> **DIRECTION**: Extract each line of the records below that contains the word "Διακοπή".

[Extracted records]
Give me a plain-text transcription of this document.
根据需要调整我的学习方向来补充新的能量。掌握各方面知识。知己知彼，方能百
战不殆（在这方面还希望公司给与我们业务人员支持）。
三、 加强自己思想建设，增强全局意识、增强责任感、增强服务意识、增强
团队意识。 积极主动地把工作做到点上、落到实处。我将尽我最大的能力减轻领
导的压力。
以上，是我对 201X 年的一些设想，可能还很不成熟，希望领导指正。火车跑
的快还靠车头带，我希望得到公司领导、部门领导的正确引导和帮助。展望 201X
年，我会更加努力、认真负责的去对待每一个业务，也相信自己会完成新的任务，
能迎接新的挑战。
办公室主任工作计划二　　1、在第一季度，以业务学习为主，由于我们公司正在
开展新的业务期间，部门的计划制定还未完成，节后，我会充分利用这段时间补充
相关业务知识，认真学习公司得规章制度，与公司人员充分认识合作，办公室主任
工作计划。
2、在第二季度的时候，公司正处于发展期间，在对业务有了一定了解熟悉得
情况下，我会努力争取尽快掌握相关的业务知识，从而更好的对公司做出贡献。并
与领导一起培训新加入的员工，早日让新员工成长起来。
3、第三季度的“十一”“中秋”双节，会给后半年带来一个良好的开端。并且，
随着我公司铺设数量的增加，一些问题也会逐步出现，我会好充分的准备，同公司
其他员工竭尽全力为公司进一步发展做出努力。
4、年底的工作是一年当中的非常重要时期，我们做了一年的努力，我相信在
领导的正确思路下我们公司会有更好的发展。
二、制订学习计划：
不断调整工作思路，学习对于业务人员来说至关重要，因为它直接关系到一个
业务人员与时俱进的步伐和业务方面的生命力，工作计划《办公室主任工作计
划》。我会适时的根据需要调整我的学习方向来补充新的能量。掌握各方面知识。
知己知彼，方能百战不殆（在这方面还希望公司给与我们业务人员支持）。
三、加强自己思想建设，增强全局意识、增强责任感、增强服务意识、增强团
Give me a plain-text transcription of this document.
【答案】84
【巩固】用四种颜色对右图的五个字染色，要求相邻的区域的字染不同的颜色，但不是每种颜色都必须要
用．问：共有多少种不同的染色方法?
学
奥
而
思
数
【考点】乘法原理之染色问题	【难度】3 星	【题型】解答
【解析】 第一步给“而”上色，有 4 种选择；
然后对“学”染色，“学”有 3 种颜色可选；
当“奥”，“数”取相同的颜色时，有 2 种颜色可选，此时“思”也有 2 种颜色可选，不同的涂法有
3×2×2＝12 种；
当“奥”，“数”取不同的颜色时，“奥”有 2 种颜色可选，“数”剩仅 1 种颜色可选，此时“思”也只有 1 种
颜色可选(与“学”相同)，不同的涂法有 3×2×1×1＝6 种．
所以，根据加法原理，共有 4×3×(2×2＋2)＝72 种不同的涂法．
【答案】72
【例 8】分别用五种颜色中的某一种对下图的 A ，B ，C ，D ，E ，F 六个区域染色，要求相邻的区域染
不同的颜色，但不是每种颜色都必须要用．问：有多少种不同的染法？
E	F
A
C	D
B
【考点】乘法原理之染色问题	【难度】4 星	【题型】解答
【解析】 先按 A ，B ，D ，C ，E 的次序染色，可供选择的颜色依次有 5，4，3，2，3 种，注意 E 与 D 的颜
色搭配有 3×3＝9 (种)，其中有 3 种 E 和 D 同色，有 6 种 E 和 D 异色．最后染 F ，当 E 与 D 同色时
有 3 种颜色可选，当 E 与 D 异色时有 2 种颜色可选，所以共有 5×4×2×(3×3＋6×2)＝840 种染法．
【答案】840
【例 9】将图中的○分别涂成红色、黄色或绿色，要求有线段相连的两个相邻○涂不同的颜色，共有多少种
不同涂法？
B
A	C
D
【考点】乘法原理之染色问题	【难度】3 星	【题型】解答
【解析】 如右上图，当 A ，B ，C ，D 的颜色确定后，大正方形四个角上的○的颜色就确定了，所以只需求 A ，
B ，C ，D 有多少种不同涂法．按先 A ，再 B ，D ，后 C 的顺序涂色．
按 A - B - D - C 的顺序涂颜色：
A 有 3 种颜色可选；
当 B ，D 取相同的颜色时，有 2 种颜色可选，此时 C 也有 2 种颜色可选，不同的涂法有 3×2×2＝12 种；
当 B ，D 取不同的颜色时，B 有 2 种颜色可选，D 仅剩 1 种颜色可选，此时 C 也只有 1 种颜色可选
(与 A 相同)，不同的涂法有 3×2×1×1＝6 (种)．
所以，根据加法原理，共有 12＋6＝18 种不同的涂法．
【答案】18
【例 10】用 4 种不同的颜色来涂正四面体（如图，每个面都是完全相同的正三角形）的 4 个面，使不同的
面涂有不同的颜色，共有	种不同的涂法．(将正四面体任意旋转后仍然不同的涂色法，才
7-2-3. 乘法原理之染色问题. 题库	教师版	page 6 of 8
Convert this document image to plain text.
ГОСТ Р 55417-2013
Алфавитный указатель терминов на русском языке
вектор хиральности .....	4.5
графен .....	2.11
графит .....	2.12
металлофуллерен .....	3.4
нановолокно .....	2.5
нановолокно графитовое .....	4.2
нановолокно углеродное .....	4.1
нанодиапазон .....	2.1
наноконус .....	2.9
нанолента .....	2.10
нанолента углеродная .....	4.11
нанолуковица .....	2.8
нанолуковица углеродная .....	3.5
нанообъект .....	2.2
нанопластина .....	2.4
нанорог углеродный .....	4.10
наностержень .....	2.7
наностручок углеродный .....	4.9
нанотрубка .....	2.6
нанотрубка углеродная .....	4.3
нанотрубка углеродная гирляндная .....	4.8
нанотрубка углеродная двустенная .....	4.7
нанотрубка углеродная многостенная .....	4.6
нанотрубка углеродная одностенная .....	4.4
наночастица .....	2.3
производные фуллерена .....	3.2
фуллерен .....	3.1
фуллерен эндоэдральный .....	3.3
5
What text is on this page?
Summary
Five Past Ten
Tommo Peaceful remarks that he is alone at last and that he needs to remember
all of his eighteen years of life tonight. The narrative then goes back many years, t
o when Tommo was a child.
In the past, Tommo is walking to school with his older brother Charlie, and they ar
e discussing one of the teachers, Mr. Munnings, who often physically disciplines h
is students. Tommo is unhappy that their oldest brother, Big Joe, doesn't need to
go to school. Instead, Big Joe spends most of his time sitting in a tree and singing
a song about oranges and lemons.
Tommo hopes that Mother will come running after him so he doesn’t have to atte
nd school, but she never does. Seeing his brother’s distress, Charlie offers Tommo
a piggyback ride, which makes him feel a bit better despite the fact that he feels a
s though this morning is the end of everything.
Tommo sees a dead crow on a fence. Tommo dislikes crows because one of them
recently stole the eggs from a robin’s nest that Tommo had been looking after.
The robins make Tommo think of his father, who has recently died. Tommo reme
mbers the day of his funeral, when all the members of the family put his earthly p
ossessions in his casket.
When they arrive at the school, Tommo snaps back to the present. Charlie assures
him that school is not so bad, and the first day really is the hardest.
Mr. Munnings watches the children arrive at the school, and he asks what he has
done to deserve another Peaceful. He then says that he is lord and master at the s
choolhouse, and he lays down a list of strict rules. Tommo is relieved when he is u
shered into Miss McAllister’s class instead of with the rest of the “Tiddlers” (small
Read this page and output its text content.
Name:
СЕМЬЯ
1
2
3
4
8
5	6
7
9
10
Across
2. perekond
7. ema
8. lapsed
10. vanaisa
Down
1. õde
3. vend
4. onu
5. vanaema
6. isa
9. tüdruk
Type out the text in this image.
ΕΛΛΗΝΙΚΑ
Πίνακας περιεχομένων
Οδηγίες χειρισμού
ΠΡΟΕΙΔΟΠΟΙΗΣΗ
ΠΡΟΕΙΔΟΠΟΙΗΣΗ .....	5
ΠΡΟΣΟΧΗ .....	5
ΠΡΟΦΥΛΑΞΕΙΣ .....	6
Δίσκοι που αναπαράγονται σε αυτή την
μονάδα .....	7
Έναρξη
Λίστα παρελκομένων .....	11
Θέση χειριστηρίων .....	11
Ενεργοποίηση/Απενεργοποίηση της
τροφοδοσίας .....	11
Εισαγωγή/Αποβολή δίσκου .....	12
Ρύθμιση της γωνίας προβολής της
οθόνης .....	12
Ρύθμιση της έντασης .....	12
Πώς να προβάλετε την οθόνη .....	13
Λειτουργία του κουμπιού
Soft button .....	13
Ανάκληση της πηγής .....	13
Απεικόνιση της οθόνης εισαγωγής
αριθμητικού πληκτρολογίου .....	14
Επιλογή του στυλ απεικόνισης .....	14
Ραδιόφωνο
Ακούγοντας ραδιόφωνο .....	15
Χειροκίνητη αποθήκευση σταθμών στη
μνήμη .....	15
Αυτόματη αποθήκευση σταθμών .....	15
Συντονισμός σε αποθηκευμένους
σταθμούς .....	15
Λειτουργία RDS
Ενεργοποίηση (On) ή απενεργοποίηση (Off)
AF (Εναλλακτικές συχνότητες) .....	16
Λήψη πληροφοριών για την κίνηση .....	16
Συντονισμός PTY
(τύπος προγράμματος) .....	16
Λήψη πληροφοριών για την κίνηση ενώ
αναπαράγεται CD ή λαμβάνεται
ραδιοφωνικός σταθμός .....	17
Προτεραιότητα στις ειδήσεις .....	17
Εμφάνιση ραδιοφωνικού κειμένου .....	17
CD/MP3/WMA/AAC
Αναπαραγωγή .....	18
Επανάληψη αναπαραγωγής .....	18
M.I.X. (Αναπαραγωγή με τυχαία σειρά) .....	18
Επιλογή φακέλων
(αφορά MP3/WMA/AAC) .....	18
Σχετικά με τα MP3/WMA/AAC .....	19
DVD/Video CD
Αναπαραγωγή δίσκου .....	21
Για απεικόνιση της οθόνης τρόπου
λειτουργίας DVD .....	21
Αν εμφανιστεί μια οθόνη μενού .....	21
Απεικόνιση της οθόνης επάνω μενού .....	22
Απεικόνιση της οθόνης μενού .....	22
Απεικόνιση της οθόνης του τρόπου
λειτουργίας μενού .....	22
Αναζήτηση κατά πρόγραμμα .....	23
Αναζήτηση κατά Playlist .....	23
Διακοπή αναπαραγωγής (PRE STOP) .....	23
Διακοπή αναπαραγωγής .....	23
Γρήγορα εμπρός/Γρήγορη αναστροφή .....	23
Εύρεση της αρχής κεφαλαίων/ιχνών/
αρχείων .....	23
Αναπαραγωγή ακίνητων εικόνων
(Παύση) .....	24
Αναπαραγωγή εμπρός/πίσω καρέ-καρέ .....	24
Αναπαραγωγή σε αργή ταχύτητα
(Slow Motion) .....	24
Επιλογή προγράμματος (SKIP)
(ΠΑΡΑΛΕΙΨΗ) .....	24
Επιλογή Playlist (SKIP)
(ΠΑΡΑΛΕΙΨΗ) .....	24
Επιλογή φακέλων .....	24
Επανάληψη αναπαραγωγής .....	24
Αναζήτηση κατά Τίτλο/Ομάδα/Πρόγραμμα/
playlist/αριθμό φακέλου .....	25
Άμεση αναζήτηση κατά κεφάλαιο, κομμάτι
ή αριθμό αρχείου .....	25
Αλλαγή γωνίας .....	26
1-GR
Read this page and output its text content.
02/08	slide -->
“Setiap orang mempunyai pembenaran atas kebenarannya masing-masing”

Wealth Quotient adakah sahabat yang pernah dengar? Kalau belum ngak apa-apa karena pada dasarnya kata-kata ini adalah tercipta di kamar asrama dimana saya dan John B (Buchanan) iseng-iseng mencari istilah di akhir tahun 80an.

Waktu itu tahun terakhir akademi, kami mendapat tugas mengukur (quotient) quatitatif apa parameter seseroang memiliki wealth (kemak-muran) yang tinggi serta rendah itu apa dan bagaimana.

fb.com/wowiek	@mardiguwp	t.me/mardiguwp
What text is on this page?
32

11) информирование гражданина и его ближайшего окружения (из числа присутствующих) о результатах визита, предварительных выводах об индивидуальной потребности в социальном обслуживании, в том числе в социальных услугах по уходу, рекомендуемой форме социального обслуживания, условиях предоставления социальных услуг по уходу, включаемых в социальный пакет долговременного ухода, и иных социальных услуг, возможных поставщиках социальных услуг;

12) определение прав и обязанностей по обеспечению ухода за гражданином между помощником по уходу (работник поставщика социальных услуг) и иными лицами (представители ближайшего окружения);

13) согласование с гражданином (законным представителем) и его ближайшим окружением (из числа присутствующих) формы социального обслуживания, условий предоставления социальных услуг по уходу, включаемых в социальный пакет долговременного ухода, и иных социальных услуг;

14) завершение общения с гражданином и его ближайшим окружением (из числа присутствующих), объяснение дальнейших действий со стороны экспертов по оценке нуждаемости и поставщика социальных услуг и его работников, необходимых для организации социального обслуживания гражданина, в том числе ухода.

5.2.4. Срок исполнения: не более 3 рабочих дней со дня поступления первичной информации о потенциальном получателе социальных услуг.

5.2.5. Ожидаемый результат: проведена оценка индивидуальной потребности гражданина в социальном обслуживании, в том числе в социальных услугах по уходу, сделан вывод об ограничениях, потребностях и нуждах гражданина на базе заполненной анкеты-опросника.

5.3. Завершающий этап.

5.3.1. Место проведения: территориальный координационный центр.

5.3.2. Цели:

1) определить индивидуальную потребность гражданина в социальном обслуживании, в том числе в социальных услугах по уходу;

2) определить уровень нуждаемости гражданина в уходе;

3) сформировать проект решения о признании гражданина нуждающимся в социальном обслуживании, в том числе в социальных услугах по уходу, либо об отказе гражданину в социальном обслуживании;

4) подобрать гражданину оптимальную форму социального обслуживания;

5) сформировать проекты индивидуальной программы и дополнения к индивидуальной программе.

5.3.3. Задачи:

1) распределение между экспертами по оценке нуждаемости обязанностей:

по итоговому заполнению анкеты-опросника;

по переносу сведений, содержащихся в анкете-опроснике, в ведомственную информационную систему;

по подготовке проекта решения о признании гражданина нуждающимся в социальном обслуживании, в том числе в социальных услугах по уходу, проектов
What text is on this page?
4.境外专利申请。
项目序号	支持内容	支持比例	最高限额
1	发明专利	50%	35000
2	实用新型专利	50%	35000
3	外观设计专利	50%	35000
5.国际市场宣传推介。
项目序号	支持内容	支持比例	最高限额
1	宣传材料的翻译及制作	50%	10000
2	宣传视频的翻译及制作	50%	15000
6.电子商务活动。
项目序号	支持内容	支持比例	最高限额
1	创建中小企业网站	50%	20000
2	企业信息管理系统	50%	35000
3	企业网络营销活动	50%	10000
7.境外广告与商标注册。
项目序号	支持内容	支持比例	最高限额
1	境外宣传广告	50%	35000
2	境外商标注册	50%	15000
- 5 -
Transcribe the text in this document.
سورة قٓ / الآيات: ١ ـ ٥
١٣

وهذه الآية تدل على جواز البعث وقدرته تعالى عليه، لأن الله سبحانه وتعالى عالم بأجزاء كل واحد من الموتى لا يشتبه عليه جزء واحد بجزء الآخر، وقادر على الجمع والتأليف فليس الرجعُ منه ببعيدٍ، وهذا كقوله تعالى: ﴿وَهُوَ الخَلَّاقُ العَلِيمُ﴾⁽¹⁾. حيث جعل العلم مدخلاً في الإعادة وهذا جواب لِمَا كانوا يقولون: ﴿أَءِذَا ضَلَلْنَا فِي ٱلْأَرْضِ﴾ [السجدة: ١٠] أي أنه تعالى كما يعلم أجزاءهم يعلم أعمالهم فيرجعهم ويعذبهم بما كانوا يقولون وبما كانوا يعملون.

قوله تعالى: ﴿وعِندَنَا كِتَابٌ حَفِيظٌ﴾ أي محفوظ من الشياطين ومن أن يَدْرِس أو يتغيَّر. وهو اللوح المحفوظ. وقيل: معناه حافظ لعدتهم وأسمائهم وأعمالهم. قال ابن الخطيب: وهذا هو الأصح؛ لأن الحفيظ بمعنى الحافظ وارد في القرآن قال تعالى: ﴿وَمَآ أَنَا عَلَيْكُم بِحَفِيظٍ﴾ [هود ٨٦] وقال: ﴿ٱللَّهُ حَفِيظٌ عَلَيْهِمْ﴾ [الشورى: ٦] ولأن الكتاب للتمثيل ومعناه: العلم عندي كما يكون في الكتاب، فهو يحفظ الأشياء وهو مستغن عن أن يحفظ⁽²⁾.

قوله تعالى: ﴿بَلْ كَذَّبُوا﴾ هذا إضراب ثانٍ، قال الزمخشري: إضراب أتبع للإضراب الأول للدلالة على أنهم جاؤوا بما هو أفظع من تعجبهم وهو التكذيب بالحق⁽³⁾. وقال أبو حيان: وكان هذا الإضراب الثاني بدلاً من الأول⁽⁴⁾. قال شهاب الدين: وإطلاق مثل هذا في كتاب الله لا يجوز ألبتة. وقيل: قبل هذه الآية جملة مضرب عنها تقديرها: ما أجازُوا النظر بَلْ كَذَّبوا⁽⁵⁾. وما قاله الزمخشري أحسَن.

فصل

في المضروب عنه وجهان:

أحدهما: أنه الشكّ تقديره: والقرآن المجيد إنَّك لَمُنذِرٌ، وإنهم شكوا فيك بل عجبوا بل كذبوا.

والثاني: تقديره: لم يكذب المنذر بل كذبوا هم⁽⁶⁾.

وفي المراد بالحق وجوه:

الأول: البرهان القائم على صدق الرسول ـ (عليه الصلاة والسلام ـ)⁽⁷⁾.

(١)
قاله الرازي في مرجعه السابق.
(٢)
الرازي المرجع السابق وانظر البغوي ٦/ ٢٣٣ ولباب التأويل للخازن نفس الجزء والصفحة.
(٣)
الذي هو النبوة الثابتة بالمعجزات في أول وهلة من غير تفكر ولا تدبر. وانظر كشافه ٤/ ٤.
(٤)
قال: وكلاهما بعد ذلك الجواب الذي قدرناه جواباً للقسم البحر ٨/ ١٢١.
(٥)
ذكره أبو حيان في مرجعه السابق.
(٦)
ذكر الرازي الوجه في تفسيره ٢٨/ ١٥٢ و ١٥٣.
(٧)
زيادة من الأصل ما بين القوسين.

> **ANSWER TO THIS TASK**:
Διακοπή αναπαραγωγής (PRE STOP) .....	23
Διακοπή αναπαραγωγής .....	23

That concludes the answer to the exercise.